Tally the lines below that contain the word "больше", and give only that number.

Records to use
↓↓↓
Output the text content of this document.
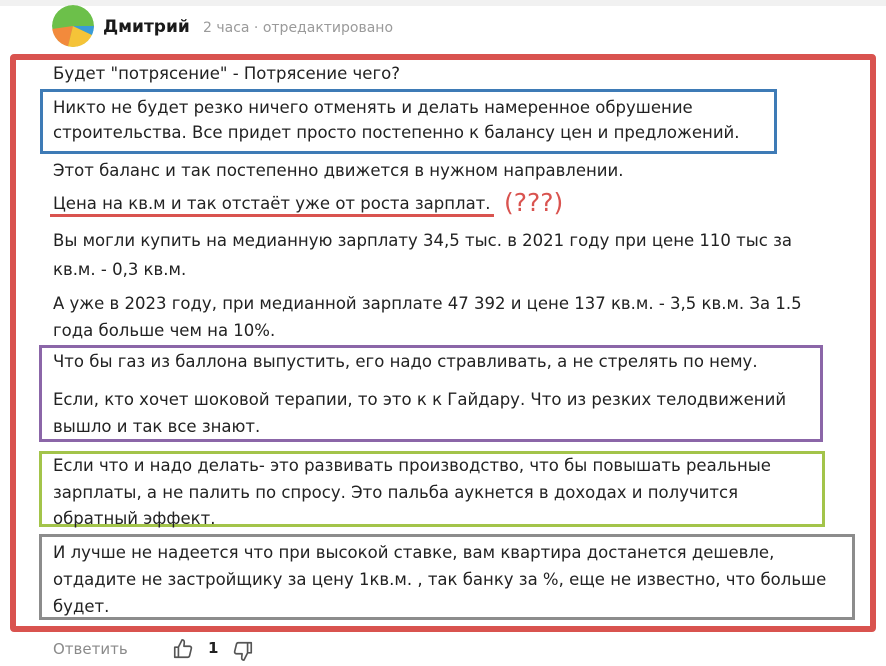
Дмитрий 2 часа · отредактировано
Будет "потрясение" - Потрясение чего?
Никто не будет резко ничего отменять и делать намеренное обрушение
строительства. Все придет просто постепенно к балансу цен и предложений.
Этот баланс и так постепенно движется в нужном направлении.
Цена на кв.м и так отстаёт уже от роста зарплат. (???)
Вы могли купить на медианную зарплату 34,5 тыс. в 2021 году при цене 110 тыс за
кв.м. - 0,3 кв.м.
А уже в 2023 году, при медианной зарплате 47 392 и цене 137 кв.м. - 3,5 кв.м. За 1.5
года больше чем на 10%.
Что бы газ из баллона выпустить, его надо стравливать, а не стрелять по нему.
Если, кто хочет шоковой терапии, то это к к Гайдару. Что из резких телодвижений
вышло и так все знают.
Если что и надо делать- это развивать производство, что бы повышать реальные
зарплаты, а не палить по спросу. Это пальба аукнется в доходах и получится
обратный эффект.
И лучше не надеется что при высокой ставке, вам квартира достанется дешевле,
отдадите не застройщику за цену 1кв.м. , так банку за %, еще не известно, что больше
будет.
Ответить	1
↑↑↑
Written response
2